* begin Source material *
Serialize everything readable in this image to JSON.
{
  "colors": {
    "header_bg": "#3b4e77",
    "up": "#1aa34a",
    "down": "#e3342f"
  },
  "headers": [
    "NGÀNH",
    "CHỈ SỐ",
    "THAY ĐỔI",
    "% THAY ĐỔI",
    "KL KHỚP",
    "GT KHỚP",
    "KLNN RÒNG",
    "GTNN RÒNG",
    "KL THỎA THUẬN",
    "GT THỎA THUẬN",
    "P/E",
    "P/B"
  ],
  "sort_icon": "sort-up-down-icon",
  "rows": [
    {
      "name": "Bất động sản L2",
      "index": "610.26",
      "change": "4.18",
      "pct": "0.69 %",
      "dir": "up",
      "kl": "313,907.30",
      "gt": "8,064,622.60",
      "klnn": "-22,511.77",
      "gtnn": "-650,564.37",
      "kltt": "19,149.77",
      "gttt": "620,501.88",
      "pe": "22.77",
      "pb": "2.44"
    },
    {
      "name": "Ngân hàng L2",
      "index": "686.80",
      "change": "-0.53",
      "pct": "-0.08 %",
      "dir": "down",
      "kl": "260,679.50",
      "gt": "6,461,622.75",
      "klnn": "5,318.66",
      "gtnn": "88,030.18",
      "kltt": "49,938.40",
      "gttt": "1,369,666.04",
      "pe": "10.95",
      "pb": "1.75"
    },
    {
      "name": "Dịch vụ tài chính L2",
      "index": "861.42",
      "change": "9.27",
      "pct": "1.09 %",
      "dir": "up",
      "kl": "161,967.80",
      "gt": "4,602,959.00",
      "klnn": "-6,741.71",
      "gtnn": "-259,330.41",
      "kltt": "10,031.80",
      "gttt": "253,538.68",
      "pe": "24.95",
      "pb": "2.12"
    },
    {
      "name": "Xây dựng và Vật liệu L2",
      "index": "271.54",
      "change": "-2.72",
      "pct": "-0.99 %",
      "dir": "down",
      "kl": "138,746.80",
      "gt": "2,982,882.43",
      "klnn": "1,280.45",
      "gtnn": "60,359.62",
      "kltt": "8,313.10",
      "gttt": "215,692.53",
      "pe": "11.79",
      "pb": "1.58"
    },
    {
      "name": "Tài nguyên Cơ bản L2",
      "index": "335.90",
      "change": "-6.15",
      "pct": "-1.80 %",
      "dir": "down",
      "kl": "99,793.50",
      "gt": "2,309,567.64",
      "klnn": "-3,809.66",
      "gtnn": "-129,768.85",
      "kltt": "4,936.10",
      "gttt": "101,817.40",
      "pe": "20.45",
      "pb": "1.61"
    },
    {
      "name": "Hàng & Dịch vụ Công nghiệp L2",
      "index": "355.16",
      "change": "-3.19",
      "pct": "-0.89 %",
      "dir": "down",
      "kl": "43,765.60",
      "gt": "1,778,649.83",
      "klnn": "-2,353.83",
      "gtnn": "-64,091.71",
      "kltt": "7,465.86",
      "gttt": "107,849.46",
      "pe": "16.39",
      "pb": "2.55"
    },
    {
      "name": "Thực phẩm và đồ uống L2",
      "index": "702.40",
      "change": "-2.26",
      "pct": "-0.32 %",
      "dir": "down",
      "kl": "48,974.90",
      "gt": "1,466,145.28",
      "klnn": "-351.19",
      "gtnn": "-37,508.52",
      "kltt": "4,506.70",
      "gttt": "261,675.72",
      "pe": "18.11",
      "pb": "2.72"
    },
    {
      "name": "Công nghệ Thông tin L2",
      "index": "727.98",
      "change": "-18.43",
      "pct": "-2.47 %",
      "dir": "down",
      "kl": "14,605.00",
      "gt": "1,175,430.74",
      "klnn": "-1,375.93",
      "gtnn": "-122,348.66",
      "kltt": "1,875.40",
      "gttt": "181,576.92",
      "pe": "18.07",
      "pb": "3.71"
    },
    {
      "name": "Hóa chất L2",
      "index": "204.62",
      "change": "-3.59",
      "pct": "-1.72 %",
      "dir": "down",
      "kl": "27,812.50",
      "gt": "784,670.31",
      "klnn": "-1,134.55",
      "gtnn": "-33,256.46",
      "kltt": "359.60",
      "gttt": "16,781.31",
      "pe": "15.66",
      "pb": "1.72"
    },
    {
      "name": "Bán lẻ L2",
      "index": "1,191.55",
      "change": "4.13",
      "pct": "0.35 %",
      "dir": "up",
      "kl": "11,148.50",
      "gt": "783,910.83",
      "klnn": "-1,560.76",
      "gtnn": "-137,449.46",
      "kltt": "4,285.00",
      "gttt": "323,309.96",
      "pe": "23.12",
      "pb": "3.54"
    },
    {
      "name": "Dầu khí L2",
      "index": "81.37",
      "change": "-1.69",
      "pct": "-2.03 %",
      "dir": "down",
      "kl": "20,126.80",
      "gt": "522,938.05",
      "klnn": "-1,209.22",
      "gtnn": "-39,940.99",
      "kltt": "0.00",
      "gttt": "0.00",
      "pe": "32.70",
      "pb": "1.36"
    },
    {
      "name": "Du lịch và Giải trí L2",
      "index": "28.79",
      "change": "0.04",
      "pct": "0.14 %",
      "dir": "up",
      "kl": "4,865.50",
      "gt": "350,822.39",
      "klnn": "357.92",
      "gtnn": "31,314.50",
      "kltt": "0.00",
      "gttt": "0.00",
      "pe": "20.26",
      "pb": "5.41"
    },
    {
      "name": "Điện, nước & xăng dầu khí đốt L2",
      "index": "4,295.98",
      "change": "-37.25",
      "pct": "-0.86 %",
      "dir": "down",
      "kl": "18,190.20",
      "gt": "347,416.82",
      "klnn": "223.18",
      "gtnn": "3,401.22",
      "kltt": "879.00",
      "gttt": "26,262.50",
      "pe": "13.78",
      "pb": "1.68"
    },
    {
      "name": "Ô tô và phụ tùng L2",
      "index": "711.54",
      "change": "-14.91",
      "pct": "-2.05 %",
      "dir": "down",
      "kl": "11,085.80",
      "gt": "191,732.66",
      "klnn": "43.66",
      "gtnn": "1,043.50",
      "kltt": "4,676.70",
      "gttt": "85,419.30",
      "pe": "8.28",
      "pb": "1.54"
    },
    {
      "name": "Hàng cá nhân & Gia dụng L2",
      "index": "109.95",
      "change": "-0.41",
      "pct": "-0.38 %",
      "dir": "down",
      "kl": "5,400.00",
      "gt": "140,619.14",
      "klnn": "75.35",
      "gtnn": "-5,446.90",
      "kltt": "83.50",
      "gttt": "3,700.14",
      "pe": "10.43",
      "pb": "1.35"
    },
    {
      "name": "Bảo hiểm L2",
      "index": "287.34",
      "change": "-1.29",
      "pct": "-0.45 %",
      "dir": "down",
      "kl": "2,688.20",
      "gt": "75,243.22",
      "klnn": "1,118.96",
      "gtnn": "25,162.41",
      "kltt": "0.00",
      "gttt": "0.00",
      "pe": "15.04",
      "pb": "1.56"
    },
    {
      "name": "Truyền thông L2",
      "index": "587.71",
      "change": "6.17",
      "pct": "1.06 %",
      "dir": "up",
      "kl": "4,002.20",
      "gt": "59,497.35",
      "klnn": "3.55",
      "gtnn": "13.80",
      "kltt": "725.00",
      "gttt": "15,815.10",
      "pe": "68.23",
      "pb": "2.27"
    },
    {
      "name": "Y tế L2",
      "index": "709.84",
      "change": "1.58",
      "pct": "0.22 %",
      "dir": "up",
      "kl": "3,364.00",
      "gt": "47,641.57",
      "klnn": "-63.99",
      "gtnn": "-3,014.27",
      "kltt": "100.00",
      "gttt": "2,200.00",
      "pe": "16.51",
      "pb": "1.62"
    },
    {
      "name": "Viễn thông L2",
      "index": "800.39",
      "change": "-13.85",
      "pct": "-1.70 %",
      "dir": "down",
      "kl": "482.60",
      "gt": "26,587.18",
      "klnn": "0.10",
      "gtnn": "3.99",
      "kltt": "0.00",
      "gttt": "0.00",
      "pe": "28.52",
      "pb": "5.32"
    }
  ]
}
* end Source material *
## Task objective
Which lines in the records above contain the string "Dịch"? Copy each one.

## Completed task
      "name": "Dịch vụ tài chính L2",
      "name": "Hàng & Dịch vụ Công nghiệp L2",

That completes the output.